Raw data:
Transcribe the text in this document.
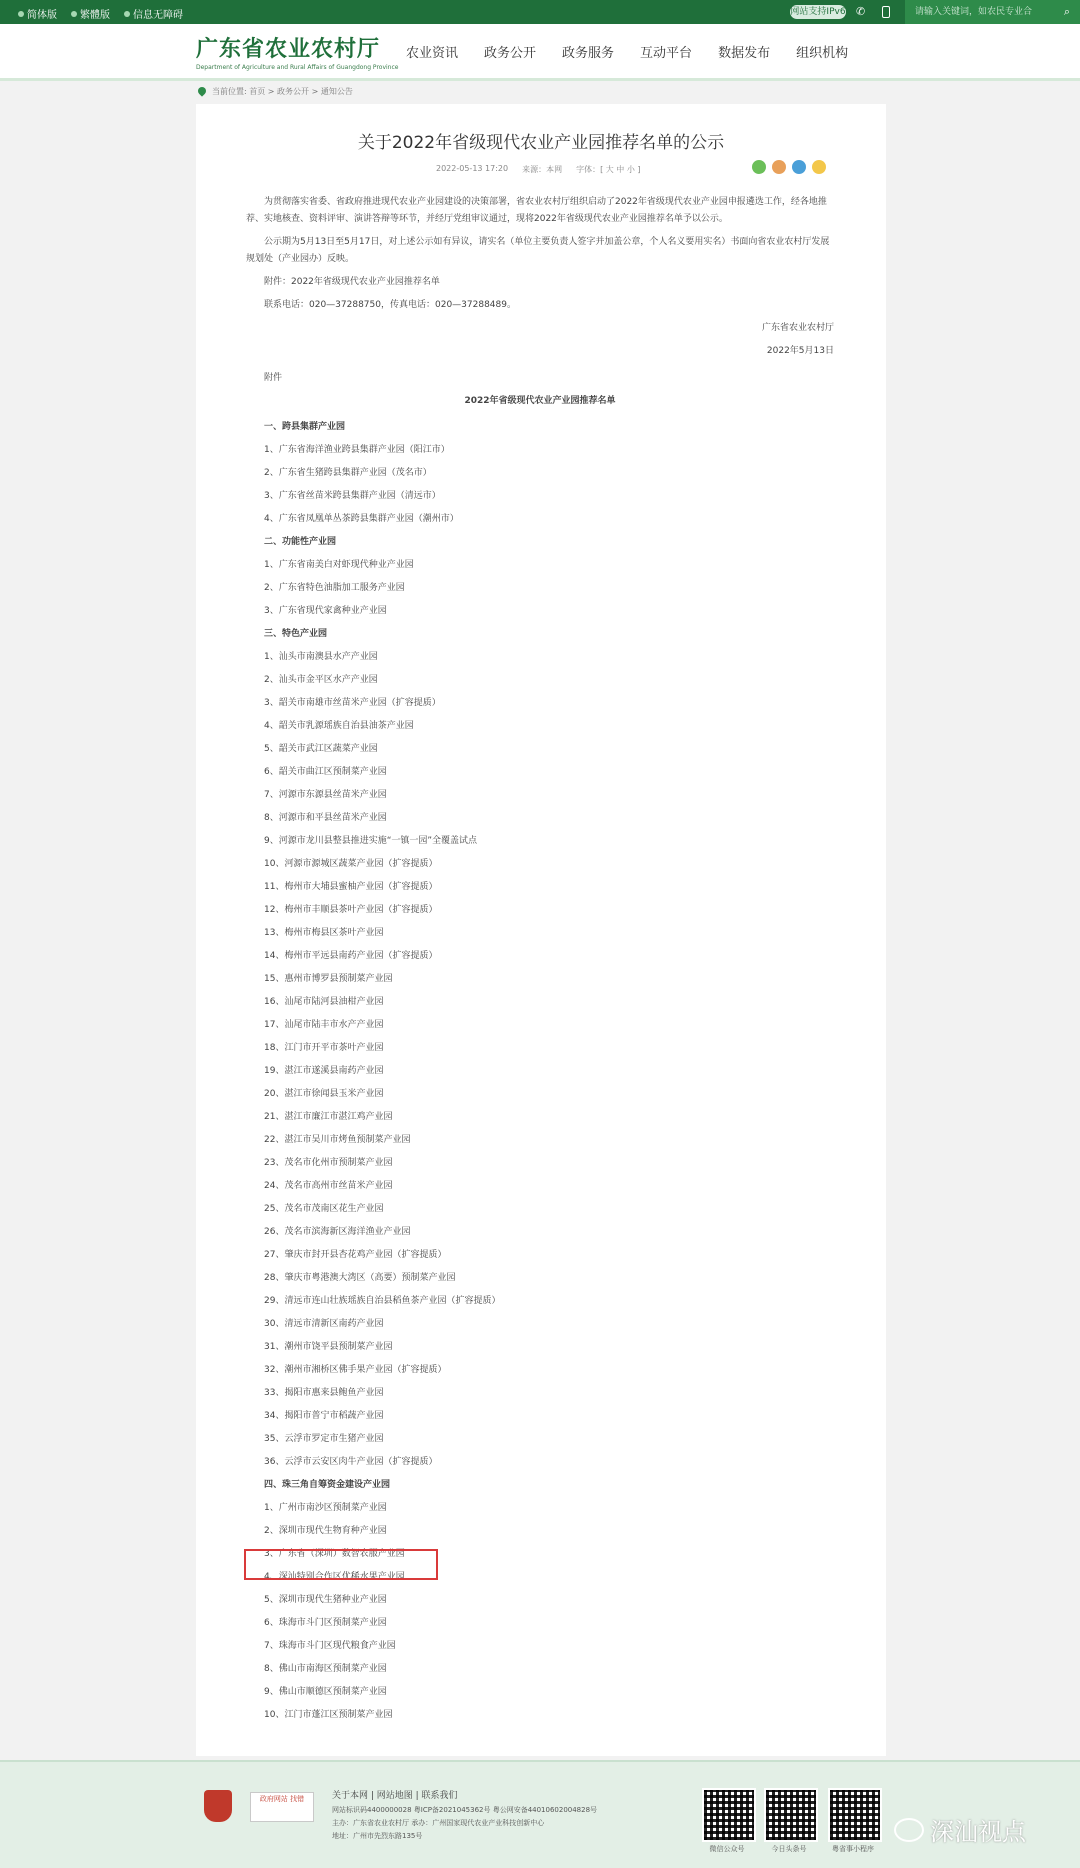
简体版 繁體版 信息无障碍	网站支持IPv6 ✆	请输入关键词，如农民专业合	⌕
广东省农业农村厅
Department of Agriculture and Rural Affairs of Guangdong Province
农业资讯 政务公开 政务服务 互动平台 数据发布 组织机构
当前位置: 首页 > 政务公开 > 通知公告
关于2022年省级现代农业产业园推荐名单的公示
2022-05-13 17:20 来源：本网 字体：[ 大 中 小 ]

为贯彻落实省委、省政府推进现代农业产业园建设的决策部署，省农业农村厅组织启动了2022年省级现代农业产业园申报遴选工作，经各地推荐、实地核查、资料评审、演讲答辩等环节，并经厅党组审议通过，现将2022年省级现代农业产业园推荐名单予以公示。

公示期为5月13日至5月17日，对上述公示如有异议，请实名（单位主要负责人签字并加盖公章，个人名义要用实名）书面向省农业农村厅发展规划处（产业园办）反映。

附件：2022年省级现代农业产业园推荐名单

联系电话：020—37288750，传真电话：020—37288489。

广东省农业农村厅

2022年5月13日

附件

2022年省级现代农业产业园推荐名单
一、跨县集群产业园
1、广东省海洋渔业跨县集群产业园（阳江市）
2、广东省生猪跨县集群产业园（茂名市）
3、广东省丝苗米跨县集群产业园（清远市）
4、广东省凤凰单丛茶跨县集群产业园（潮州市）
二、功能性产业园
1、广东省南美白对虾现代种业产业园
2、广东省特色油脂加工服务产业园
3、广东省现代家禽种业产业园
三、特色产业园
1、汕头市南澳县水产产业园
2、汕头市金平区水产产业园
3、韶关市南雄市丝苗米产业园（扩容提质）
4、韶关市乳源瑶族自治县油茶产业园
5、韶关市武江区蔬菜产业园
6、韶关市曲江区预制菜产业园
7、河源市东源县丝苗米产业园
8、河源市和平县丝苗米产业园
9、河源市龙川县整县推进实施“一镇一园”全覆盖试点
10、河源市源城区蔬菜产业园（扩容提质）
11、梅州市大埔县蜜柚产业园（扩容提质）
12、梅州市丰顺县茶叶产业园（扩容提质）
13、梅州市梅县区茶叶产业园
14、梅州市平远县南药产业园（扩容提质）
15、惠州市博罗县预制菜产业园
16、汕尾市陆河县油柑产业园
17、汕尾市陆丰市水产产业园
18、江门市开平市茶叶产业园
19、湛江市遂溪县南药产业园
20、湛江市徐闻县玉米产业园
21、湛江市廉江市湛江鸡产业园
22、湛江市吴川市烤鱼预制菜产业园
23、茂名市化州市预制菜产业园
24、茂名市高州市丝苗米产业园
25、茂名市茂南区花生产业园
26、茂名市滨海新区海洋渔业产业园
27、肇庆市封开县杏花鸡产业园（扩容提质）
28、肇庆市粤港澳大湾区（高要）预制菜产业园
29、清远市连山壮族瑶族自治县稻鱼茶产业园（扩容提质）
30、清远市清新区南药产业园
31、潮州市饶平县预制菜产业园
32、潮州市湘桥区佛手果产业园（扩容提质）
33、揭阳市惠来县鲍鱼产业园
34、揭阳市普宁市稻蔬产业园
35、云浮市罗定市生猪产业园
36、云浮市云安区肉牛产业园（扩容提质）
四、珠三角自筹资金建设产业园
1、广州市南沙区预制菜产业园
2、深圳市现代生物育种产业园
3、广东省（深圳）数智农服产业园
4、深汕特别合作区优稀水果产业园
5、深圳市现代生猪种业产业园
6、珠海市斗门区预制菜产业园
7、珠海市斗门区现代粮食产业园
8、佛山市南海区预制菜产业园
9、佛山市顺德区预制菜产业园
10、江门市蓬江区预制菜产业园
政府网站 找错	关于本网 | 网站地图 | 联系我们
网站标识码4400000028 粤ICP备2021045362号 粤公网安备44010602004828号
主办：广东省农业农村厅 承办：广州国家现代农业产业科技创新中心
地址：广州市先烈东路135号
微信公众号	今日头条号	粤省事小程序
深汕视点
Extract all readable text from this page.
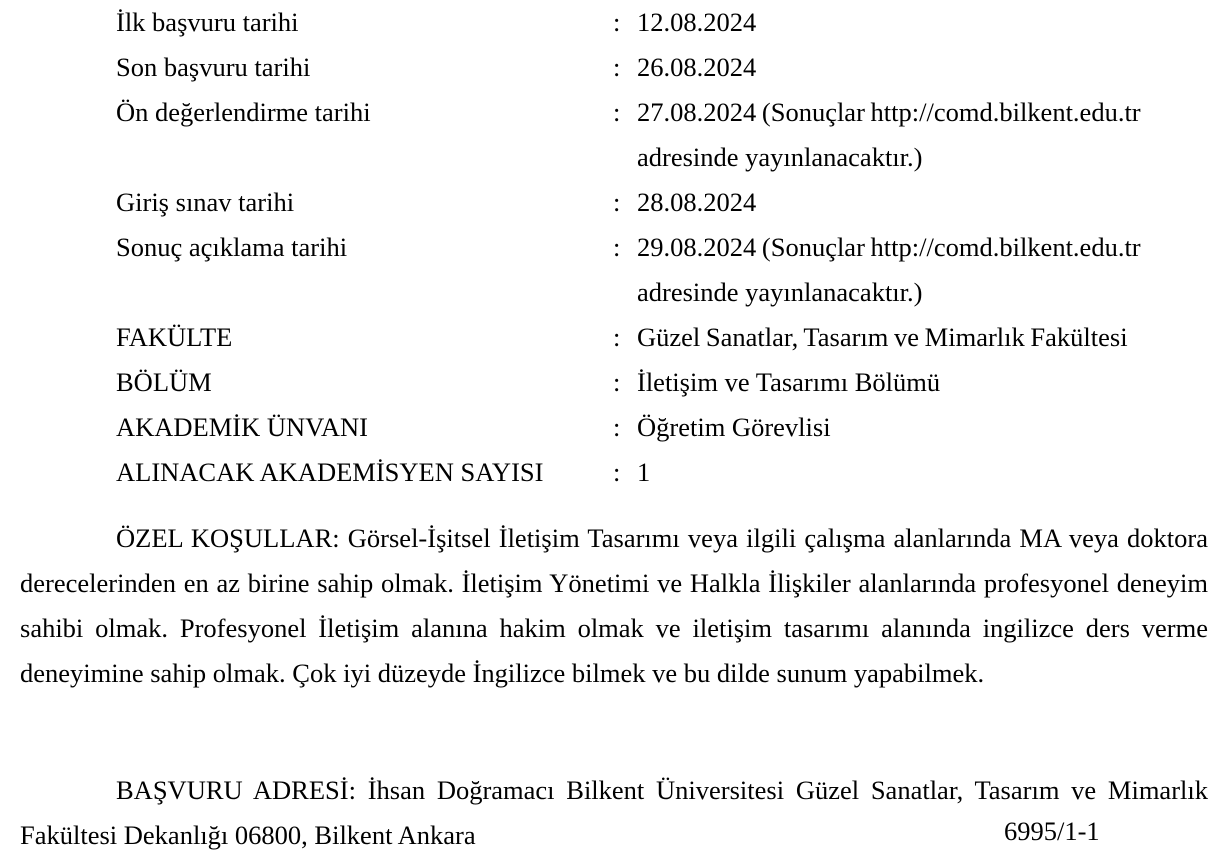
İlk başvuru tarihi	: 12.08.2024
Son başvuru tarihi	: 26.08.2024
Ön değerlendirme tarihi	: 27.08.2024 (Sonuçlar http://comd.bilkent.edu.tr
adresinde yayınlanacaktır.)
Giriş sınav tarihi	: 28.08.2024
Sonuç açıklama tarihi	: 29.08.2024 (Sonuçlar http://comd.bilkent.edu.tr
adresinde yayınlanacaktır.)
FAKÜLTE	: Güzel Sanatlar, Tasarım ve Mimarlık Fakültesi
BÖLÜM	: İletişim ve Tasarımı Bölümü
AKADEMİK ÜNVANI	: Öğretim Görevlisi
ALINACAK AKADEMİSYEN SAYISI	: 1

ÖZEL KOŞULLAR: Görsel-İşitsel İletişim Tasarımı veya ilgili çalışma alanlarında MA veya doktora derecelerinden en az birine sahip olmak. İletişim Yönetimi ve Halkla İlişkiler alanlarında profesyonel deneyim sahibi olmak. Profesyonel İletişim alanına hakim olmak ve iletişim tasarımı alanında ingilizce ders verme deneyimine sahip olmak. Çok iyi düzeyde İngilizce bilmek ve bu dilde sunum yapabilmek.

BAŞVURU ADRESİ: İhsan Doğramacı Bilkent Üniversitesi Güzel Sanatlar, Tasarım ve Mimarlık Fakültesi Dekanlığı 06800, Bilkent Ankara	6995/1-1
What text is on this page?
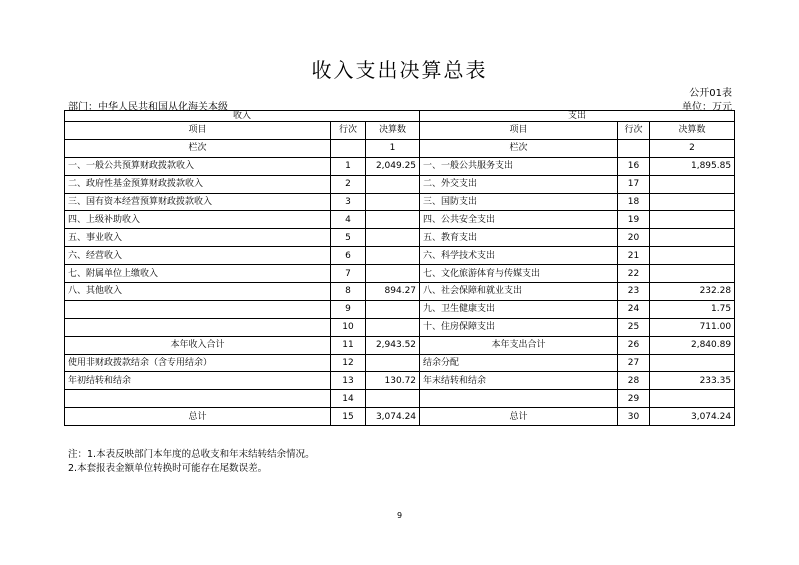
收入支出决算总表
公开01表
部门：中华人民共和国从化海关本级	单位：万元
收入			支出		
项目	行次	决算数	项目	行次	决算数
栏次		1	栏次		2
一、一般公共预算财政拨款收入	1	2,049.25	一、一般公共服务支出	16	1,895.85
二、政府性基金预算财政拨款收入	2		二、外交支出	17	
三、国有资本经营预算财政拨款收入	3		三、国防支出	18	
四、上级补助收入	4		四、公共安全支出	19	
五、事业收入	5		五、教育支出	20	
六、经营收入	6		六、科学技术支出	21	
七、附属单位上缴收入	7		七、文化旅游体育与传媒支出	22	
八、其他收入	8	894.27	八、社会保障和就业支出	23	232.28
	9		九、卫生健康支出	24	1.75
	10		十、住房保障支出	25	711.00
本年收入合计	11	2,943.52	本年支出合计	26	2,840.89
使用非财政拨款结余（含专用结余）	12		结余分配	27	
年初结转和结余	13	130.72	年末结转和结余	28	233.35
	14			29	
总计	15	3,074.24	总计	30	3,074.24
注：1.本表反映部门本年度的总收支和年末结转结余情况。
2.本套报表金额单位转换时可能存在尾数误差。
9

Written request:
Omitting all images, retype each line of the records precisely.

Written response:
Transcribe the text in this document.
简体版 繁體版 信息无障碍	网站支持IPv6 ✆	请输入关键词，如农民专业合	⌕
广东省农业农村厅
Department of Agriculture and Rural Affairs of Guangdong Province
农业资讯 政务公开 政务服务 互动平台 数据发布 组织机构
当前位置: 首页 > 政务公开 > 通知公告
关于2022年省级现代农业产业园推荐名单的公示
2022-05-13 17:20 来源：本网 字体：[ 大 中 小 ]

为贯彻落实省委、省政府推进现代农业产业园建设的决策部署，省农业农村厅组织启动了2022年省级现代农业产业园申报遴选工作，经各地推荐、实地核查、资料评审、演讲答辩等环节，并经厅党组审议通过，现将2022年省级现代农业产业园推荐名单予以公示。

公示期为5月13日至5月17日，对上述公示如有异议，请实名（单位主要负责人签字并加盖公章，个人名义要用实名）书面向省农业农村厅发展规划处（产业园办）反映。

附件：2022年省级现代农业产业园推荐名单

联系电话：020—37288750，传真电话：020—37288489。

广东省农业农村厅

2022年5月13日

附件

2022年省级现代农业产业园推荐名单
一、跨县集群产业园
1、广东省海洋渔业跨县集群产业园（阳江市）
2、广东省生猪跨县集群产业园（茂名市）
3、广东省丝苗米跨县集群产业园（清远市）
4、广东省凤凰单丛茶跨县集群产业园（潮州市）
二、功能性产业园
1、广东省南美白对虾现代种业产业园
2、广东省特色油脂加工服务产业园
3、广东省现代家禽种业产业园
三、特色产业园
1、汕头市南澳县水产产业园
2、汕头市金平区水产产业园
3、韶关市南雄市丝苗米产业园（扩容提质）
4、韶关市乳源瑶族自治县油茶产业园
5、韶关市武江区蔬菜产业园
6、韶关市曲江区预制菜产业园
7、河源市东源县丝苗米产业园
8、河源市和平县丝苗米产业园
9、河源市龙川县整县推进实施“一镇一园”全覆盖试点
10、河源市源城区蔬菜产业园（扩容提质）
11、梅州市大埔县蜜柚产业园（扩容提质）
12、梅州市丰顺县茶叶产业园（扩容提质）
13、梅州市梅县区茶叶产业园
14、梅州市平远县南药产业园（扩容提质）
15、惠州市博罗县预制菜产业园
16、汕尾市陆河县油柑产业园
17、汕尾市陆丰市水产产业园
18、江门市开平市茶叶产业园
19、湛江市遂溪县南药产业园
20、湛江市徐闻县玉米产业园
21、湛江市廉江市湛江鸡产业园
22、湛江市吴川市烤鱼预制菜产业园
23、茂名市化州市预制菜产业园
24、茂名市高州市丝苗米产业园
25、茂名市茂南区花生产业园
26、茂名市滨海新区海洋渔业产业园
27、肇庆市封开县杏花鸡产业园（扩容提质）
28、肇庆市粤港澳大湾区（高要）预制菜产业园
29、清远市连山壮族瑶族自治县稻鱼茶产业园（扩容提质）
30、清远市清新区南药产业园
31、潮州市饶平县预制菜产业园
32、潮州市湘桥区佛手果产业园（扩容提质）
33、揭阳市惠来县鲍鱼产业园
34、揭阳市普宁市稻蔬产业园
35、云浮市罗定市生猪产业园
36、云浮市云安区肉牛产业园（扩容提质）
四、珠三角自筹资金建设产业园
1、广州市南沙区预制菜产业园
2、深圳市现代生物育种产业园
3、广东省（深圳）数智农服产业园
4、深汕特别合作区优稀水果产业园
5、深圳市现代生猪种业产业园
6、珠海市斗门区预制菜产业园
7、珠海市斗门区现代粮食产业园
8、佛山市南海区预制菜产业园
9、佛山市顺德区预制菜产业园
10、江门市蓬江区预制菜产业园
政府网站 找错	关于本网 | 网站地图 | 联系我们
网站标识码4400000028 粤ICP备2021045362号 粤公网安备44010602004828号
主办：广东省农业农村厅 承办：广州国家现代农业产业科技创新中心
地址：广州市先烈东路135号
微信公众号	今日头条号	粤省事小程序
深汕视点
Extract all readable text from this page.
İlk başvuru tarihi	: 12.08.2024
Son başvuru tarihi	: 26.08.2024
Ön değerlendirme tarihi	: 27.08.2024 (Sonuçlar http://comd.bilkent.edu.tr
adresinde yayınlanacaktır.)
Giriş sınav tarihi	: 28.08.2024
Sonuç açıklama tarihi	: 29.08.2024 (Sonuçlar http://comd.bilkent.edu.tr
adresinde yayınlanacaktır.)
FAKÜLTE	: Güzel Sanatlar, Tasarım ve Mimarlık Fakültesi
BÖLÜM	: İletişim ve Tasarımı Bölümü
AKADEMİK ÜNVANI	: Öğretim Görevlisi
ALINACAK AKADEMİSYEN SAYISI	: 1

ÖZEL KOŞULLAR: Görsel-İşitsel İletişim Tasarımı veya ilgili çalışma alanlarında MA veya doktora derecelerinden en az birine sahip olmak. İletişim Yönetimi ve Halkla İlişkiler alanlarında profesyonel deneyim sahibi olmak. Profesyonel İletişim alanına hakim olmak ve iletişim tasarımı alanında ingilizce ders verme deneyimine sahip olmak. Çok iyi düzeyde İngilizce bilmek ve bu dilde sunum yapabilmek.

BAŞVURU ADRESİ: İhsan Doğramacı Bilkent Üniversitesi Güzel Sanatlar, Tasarım ve Mimarlık Fakültesi Dekanlığı 06800, Bilkent Ankara	6995/1-1
What text is on this page?
收入支出决算总表
公开01表
部门：中华人民共和国从化海关本级	单位：万元
收入			支出		
项目	行次	决算数	项目	行次	决算数
栏次		1	栏次		2
一、一般公共预算财政拨款收入	1	2,049.25	一、一般公共服务支出	16	1,895.85
二、政府性基金预算财政拨款收入	2		二、外交支出	17	
三、国有资本经营预算财政拨款收入	3		三、国防支出	18	
四、上级补助收入	4		四、公共安全支出	19	
五、事业收入	5		五、教育支出	20	
六、经营收入	6		六、科学技术支出	21	
七、附属单位上缴收入	7		七、文化旅游体育与传媒支出	22	
八、其他收入	8	894.27	八、社会保障和就业支出	23	232.28
	9		九、卫生健康支出	24	1.75
	10		十、住房保障支出	25	711.00
本年收入合计	11	2,943.52	本年支出合计	26	2,840.89
使用非财政拨款结余（含专用结余）	12		结余分配	27	
年初结转和结余	13	130.72	年末结转和结余	28	233.35
	14			29	
总计	15	3,074.24	总计	30	3,074.24
注：1.本表反映部门本年度的总收支和年末结转结余情况。
2.本套报表金额单位转换时可能存在尾数误差。
9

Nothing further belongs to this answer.